## begin DATASET ENTRIES

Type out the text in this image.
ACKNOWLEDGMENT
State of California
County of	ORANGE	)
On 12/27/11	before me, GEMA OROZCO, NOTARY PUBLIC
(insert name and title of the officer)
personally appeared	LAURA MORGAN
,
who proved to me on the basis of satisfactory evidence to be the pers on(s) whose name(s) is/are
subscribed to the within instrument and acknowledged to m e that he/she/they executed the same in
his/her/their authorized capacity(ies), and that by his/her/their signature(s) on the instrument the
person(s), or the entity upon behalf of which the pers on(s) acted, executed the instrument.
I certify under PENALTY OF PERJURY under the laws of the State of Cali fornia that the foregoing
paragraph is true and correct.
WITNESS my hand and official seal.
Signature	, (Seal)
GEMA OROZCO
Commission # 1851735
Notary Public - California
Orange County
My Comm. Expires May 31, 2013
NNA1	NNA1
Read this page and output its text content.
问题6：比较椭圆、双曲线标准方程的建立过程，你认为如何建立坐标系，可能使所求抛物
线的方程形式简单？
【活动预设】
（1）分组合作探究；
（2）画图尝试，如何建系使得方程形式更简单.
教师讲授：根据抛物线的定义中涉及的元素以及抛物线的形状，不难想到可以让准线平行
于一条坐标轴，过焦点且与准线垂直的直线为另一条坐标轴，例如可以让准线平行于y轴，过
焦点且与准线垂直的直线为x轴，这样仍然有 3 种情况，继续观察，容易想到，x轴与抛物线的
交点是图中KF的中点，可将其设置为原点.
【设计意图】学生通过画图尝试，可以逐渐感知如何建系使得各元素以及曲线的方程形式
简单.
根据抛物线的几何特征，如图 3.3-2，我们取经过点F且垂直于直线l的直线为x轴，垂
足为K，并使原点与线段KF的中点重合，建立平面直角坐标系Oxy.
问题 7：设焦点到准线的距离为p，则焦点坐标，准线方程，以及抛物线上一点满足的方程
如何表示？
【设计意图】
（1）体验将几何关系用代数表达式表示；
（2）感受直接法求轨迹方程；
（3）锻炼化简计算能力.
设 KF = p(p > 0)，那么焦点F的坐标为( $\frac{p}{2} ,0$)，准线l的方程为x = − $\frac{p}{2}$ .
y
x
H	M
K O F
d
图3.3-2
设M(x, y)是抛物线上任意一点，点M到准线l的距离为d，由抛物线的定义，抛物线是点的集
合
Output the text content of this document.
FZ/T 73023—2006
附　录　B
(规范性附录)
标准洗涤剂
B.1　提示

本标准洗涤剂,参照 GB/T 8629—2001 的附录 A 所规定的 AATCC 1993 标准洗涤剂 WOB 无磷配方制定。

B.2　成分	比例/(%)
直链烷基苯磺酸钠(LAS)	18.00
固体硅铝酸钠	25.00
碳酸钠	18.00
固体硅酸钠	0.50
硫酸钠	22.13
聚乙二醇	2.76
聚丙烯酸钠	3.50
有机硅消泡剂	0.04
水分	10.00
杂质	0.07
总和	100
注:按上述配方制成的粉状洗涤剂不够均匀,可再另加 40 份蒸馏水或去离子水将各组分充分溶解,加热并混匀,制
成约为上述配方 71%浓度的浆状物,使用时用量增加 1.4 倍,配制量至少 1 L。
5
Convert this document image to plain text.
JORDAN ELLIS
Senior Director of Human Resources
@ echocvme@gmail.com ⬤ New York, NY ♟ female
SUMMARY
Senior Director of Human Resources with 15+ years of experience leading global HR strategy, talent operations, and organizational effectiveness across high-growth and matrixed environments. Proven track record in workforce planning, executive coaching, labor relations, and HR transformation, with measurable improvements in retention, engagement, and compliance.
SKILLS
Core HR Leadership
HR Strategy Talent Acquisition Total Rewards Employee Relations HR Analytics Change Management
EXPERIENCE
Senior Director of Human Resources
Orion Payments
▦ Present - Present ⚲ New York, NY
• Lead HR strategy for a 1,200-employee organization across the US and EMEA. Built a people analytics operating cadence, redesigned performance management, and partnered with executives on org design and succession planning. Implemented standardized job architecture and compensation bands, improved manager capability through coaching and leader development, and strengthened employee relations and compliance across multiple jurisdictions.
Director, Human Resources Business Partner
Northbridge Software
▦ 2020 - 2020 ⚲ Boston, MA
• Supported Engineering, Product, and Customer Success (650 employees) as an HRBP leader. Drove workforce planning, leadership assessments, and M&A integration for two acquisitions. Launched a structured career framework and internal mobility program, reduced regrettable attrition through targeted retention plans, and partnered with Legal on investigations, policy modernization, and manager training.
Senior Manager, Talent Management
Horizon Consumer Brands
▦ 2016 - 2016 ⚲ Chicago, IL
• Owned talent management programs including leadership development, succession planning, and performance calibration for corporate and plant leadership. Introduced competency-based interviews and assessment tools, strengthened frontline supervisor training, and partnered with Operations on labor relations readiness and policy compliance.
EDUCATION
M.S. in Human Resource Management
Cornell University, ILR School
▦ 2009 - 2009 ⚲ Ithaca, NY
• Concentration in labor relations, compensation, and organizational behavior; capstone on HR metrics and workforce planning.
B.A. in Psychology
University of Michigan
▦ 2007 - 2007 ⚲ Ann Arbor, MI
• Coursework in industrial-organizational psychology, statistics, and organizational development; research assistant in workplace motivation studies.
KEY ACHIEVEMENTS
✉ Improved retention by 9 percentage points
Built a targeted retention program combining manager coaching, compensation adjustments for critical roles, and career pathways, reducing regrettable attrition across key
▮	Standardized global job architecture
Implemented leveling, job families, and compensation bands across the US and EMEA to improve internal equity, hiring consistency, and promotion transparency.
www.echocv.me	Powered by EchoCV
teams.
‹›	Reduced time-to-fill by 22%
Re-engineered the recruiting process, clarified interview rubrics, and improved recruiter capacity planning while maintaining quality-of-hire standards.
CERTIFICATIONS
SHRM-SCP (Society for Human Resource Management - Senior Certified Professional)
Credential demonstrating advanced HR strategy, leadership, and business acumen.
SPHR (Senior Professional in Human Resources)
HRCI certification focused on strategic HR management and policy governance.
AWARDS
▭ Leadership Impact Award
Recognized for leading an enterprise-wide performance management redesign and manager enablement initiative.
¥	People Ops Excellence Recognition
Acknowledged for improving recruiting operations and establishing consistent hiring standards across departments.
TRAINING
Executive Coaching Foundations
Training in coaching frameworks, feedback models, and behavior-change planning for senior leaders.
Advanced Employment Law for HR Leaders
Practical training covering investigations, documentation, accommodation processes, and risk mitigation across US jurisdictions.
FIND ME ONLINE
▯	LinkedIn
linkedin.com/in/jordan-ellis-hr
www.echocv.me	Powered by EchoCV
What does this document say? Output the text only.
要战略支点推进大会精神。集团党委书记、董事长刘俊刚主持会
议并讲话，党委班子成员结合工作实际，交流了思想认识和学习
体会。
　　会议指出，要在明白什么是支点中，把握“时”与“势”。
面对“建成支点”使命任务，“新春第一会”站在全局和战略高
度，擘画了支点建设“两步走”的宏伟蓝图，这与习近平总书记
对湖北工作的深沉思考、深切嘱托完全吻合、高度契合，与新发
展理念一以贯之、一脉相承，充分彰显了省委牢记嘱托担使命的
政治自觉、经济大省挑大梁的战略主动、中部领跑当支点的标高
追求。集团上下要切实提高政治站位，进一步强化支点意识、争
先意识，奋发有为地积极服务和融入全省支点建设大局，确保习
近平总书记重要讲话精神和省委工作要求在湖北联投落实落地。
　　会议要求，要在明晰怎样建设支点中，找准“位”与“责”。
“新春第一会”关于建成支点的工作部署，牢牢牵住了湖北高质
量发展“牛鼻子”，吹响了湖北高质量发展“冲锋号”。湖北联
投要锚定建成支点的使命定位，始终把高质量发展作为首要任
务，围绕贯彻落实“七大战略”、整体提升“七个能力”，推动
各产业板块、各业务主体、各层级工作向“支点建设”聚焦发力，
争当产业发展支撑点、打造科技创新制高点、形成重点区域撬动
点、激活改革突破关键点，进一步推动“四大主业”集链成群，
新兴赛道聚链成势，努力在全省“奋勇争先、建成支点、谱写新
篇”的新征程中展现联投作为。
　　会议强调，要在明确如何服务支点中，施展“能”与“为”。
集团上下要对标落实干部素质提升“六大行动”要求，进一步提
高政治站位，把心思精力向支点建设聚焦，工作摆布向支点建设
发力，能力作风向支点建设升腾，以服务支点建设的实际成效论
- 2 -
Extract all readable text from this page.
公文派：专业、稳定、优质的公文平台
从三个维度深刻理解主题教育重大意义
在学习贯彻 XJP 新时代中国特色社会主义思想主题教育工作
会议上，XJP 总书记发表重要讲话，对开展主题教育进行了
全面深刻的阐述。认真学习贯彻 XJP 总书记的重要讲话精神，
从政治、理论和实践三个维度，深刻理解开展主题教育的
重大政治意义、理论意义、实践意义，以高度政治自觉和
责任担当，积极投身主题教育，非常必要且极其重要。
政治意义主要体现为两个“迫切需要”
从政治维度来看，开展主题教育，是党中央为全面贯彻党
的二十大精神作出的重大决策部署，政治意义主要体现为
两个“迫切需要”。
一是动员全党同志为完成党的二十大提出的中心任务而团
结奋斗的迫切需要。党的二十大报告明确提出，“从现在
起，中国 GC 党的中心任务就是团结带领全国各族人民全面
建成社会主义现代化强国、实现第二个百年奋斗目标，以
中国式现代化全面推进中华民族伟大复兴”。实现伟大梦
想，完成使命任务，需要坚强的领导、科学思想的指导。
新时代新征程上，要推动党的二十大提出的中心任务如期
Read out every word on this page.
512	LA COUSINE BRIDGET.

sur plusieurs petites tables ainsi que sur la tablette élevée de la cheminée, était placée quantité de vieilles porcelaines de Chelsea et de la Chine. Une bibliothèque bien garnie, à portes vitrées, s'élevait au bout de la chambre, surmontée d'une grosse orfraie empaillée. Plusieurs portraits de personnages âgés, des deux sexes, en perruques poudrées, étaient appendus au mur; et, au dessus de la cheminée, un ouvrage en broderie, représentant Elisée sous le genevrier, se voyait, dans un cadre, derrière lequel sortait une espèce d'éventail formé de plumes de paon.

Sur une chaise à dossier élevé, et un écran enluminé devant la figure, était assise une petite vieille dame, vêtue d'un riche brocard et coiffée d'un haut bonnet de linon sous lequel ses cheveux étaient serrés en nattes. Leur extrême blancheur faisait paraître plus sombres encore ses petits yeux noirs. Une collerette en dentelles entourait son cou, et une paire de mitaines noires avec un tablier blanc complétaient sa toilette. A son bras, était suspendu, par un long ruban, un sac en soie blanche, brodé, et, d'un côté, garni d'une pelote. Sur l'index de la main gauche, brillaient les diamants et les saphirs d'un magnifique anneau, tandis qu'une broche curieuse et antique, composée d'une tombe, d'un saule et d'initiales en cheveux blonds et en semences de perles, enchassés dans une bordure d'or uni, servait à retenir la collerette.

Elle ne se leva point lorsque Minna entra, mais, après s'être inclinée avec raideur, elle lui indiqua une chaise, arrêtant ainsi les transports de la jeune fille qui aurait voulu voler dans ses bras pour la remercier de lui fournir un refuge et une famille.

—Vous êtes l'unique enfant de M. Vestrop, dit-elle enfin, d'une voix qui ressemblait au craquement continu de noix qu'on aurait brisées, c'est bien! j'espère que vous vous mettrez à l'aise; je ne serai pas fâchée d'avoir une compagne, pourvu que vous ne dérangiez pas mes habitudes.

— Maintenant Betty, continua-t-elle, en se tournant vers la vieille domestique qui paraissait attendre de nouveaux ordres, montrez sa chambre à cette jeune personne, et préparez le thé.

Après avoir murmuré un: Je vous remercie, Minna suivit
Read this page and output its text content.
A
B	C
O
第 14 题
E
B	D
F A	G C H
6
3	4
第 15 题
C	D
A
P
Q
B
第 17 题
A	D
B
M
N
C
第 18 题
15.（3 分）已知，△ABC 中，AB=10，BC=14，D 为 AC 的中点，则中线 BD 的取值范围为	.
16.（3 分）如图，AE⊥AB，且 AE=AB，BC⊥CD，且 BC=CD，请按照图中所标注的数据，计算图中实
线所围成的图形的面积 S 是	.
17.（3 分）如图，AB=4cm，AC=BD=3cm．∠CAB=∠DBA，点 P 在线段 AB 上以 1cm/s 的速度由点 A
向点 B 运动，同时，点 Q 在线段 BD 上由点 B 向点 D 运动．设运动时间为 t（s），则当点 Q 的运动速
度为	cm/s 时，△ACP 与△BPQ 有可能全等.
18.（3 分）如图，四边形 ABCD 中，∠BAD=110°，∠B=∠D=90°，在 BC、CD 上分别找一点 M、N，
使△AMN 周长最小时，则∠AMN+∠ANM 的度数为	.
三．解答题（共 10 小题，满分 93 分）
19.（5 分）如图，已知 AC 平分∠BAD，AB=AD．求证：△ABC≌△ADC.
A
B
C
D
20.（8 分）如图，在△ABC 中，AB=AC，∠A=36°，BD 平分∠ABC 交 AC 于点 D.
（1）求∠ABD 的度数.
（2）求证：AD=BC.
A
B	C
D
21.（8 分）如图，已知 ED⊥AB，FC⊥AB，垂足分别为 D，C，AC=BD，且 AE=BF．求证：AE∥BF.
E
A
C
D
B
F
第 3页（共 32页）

## end DATASET ENTRIES

#### PROBLEM:
Extract, from the material above, each line holding the word "avoir".

#### ANSWER TO THE TASK:
—Vous êtes l'unique enfant de M. Vestrop, dit-elle enfin, d'une voix qui ressemblait au craquement continu de noix qu'on aurait brisées, c'est bien! j'espère que vous vous mettrez à l'aise; je ne serai pas fâchée d'avoir une compagne, pourvu que vous ne dérangiez pas mes habitudes.
Après avoir murmuré un: Je vous remercie, Minna suivit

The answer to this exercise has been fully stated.